## BEGIN
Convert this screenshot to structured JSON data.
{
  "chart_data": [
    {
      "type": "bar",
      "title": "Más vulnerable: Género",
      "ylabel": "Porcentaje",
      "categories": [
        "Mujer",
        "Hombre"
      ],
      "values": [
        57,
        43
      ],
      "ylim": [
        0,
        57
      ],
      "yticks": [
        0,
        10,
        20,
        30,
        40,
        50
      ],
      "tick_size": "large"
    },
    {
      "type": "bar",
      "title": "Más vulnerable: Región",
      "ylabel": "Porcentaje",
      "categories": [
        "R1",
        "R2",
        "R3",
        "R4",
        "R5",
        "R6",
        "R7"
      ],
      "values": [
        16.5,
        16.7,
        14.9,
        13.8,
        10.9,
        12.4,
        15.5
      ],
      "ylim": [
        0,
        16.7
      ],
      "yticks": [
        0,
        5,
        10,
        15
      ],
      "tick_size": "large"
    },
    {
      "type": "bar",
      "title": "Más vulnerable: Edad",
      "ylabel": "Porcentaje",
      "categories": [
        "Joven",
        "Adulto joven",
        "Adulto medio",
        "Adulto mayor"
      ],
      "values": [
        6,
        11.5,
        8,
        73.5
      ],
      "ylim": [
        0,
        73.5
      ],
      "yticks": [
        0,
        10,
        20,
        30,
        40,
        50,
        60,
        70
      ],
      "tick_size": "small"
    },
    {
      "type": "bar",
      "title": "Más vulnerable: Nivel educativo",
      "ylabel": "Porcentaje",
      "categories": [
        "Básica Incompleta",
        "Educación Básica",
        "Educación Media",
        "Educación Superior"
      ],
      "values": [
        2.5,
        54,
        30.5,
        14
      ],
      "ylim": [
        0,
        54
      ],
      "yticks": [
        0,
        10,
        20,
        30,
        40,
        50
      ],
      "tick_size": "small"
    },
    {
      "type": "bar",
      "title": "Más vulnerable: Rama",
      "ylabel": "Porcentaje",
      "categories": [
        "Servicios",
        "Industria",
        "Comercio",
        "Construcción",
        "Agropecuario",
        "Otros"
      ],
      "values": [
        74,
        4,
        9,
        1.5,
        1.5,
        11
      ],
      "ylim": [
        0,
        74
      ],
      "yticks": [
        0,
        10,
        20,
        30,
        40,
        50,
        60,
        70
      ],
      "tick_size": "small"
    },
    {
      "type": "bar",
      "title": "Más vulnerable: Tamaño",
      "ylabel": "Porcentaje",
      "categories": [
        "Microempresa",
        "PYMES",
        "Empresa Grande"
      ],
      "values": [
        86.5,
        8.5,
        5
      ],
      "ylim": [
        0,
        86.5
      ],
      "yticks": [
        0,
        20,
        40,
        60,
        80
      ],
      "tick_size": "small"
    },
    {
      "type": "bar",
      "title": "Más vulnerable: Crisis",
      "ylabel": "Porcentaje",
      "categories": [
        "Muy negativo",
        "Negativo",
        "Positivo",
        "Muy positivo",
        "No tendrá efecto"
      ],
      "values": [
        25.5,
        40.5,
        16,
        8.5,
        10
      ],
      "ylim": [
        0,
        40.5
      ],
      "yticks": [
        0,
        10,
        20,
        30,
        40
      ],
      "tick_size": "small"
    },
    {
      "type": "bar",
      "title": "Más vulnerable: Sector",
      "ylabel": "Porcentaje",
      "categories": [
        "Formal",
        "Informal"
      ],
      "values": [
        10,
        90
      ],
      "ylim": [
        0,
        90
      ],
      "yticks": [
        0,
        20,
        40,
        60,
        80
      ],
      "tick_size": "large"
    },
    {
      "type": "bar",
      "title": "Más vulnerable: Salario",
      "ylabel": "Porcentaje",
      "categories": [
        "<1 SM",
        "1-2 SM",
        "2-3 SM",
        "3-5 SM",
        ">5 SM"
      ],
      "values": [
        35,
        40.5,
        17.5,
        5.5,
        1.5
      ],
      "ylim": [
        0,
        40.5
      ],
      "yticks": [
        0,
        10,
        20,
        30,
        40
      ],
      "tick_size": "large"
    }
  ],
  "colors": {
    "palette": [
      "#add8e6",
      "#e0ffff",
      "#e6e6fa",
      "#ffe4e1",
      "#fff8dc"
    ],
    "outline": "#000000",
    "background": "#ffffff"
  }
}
## END
> Task statement: Take the listing above and set it down exactly.

> Expected answer:
Convert this screenshot to structured JSON data.
{
  "chart_data": [
    {
      "type": "bar",
      "title": "Más vulnerable: Género",
      "ylabel": "Porcentaje",
      "categories": [
        "Mujer",
        "Hombre"
      ],
      "values": [
        57,
        43
      ],
      "ylim": [
        0,
        57
      ],
      "yticks": [
        0,
        10,
        20,
        30,
        40,
        50
      ],
      "tick_size": "large"
    },
    {
      "type": "bar",
      "title": "Más vulnerable: Región",
      "ylabel": "Porcentaje",
      "categories": [
        "R1",
        "R2",
        "R3",
        "R4",
        "R5",
        "R6",
        "R7"
      ],
      "values": [
        16.5,
        16.7,
        14.9,
        13.8,
        10.9,
        12.4,
        15.5
      ],
      "ylim": [
        0,
        16.7
      ],
      "yticks": [
        0,
        5,
        10,
        15
      ],
      "tick_size": "large"
    },
    {
      "type": "bar",
      "title": "Más vulnerable: Edad",
      "ylabel": "Porcentaje",
      "categories": [
        "Joven",
        "Adulto joven",
        "Adulto medio",
        "Adulto mayor"
      ],
      "values": [
        6,
        11.5,
        8,
        73.5
      ],
      "ylim": [
        0,
        73.5
      ],
      "yticks": [
        0,
        10,
        20,
        30,
        40,
        50,
        60,
        70
      ],
      "tick_size": "small"
    },
    {
      "type": "bar",
      "title": "Más vulnerable: Nivel educativo",
      "ylabel": "Porcentaje",
      "categories": [
        "Básica Incompleta",
        "Educación Básica",
        "Educación Media",
        "Educación Superior"
      ],
      "values": [
        2.5,
        54,
        30.5,
        14
      ],
      "ylim": [
        0,
        54
      ],
      "yticks": [
        0,
        10,
        20,
        30,
        40,
        50
      ],
      "tick_size": "small"
    },
    {
      "type": "bar",
      "title": "Más vulnerable: Rama",
      "ylabel": "Porcentaje",
      "categories": [
        "Servicios",
        "Industria",
        "Comercio",
        "Construcción",
        "Agropecuario",
        "Otros"
      ],
      "values": [
        74,
        4,
        9,
        1.5,
        1.5,
        11
      ],
      "ylim": [
        0,
        74
      ],
      "yticks": [
        0,
        10,
        20,
        30,
        40,
        50,
        60,
        70
      ],
      "tick_size": "small"
    },
    {
      "type": "bar",
      "title": "Más vulnerable: Tamaño",
      "ylabel": "Porcentaje",
      "categories": [
        "Microempresa",
        "PYMES",
        "Empresa Grande"
      ],
      "values": [
        86.5,
        8.5,
        5
      ],
      "ylim": [
        0,
        86.5
      ],
      "yticks": [
        0,
        20,
        40,
        60,
        80
      ],
      "tick_size": "small"
    },
    {
      "type": "bar",
      "title": "Más vulnerable: Crisis",
      "ylabel": "Porcentaje",
      "categories": [
        "Muy negativo",
        "Negativo",
        "Positivo",
        "Muy positivo",
        "No tendrá efecto"
      ],
      "values": [
        25.5,
        40.5,
        16,
        8.5,
        10
      ],
      "ylim": [
        0,
        40.5
      ],
      "yticks": [
        0,
        10,
        20,
        30,
        40
      ],
      "tick_size": "small"
    },
    {
      "type": "bar",
      "title": "Más vulnerable: Sector",
      "ylabel": "Porcentaje",
      "categories": [
        "Formal",
        "Informal"
      ],
      "values": [
        10,
        90
      ],
      "ylim": [
        0,
        90
      ],
      "yticks": [
        0,
        20,
        40,
        60,
        80
      ],
      "tick_size": "large"
    },
    {
      "type": "bar",
      "title": "Más vulnerable: Salario",
      "ylabel": "Porcentaje",
      "categories": [
        "<1 SM",
        "1-2 SM",
        "2-3 SM",
        "3-5 SM",
        ">5 SM"
      ],
      "values": [
        35,
        40.5,
        17.5,
        5.5,
        1.5
      ],
      "ylim": [
        0,
        40.5
      ],
      "yticks": [
        0,
        10,
        20,
        30,
        40
      ],
      "tick_size": "large"
    }
  ],
  "colors": {
    "palette": [
      "#add8e6",
      "#e0ffff",
      "#e6e6fa",
      "#ffe4e1",
      "#fff8dc"
    ],
    "outline": "#000000",
    "background": "#ffffff"
  }
}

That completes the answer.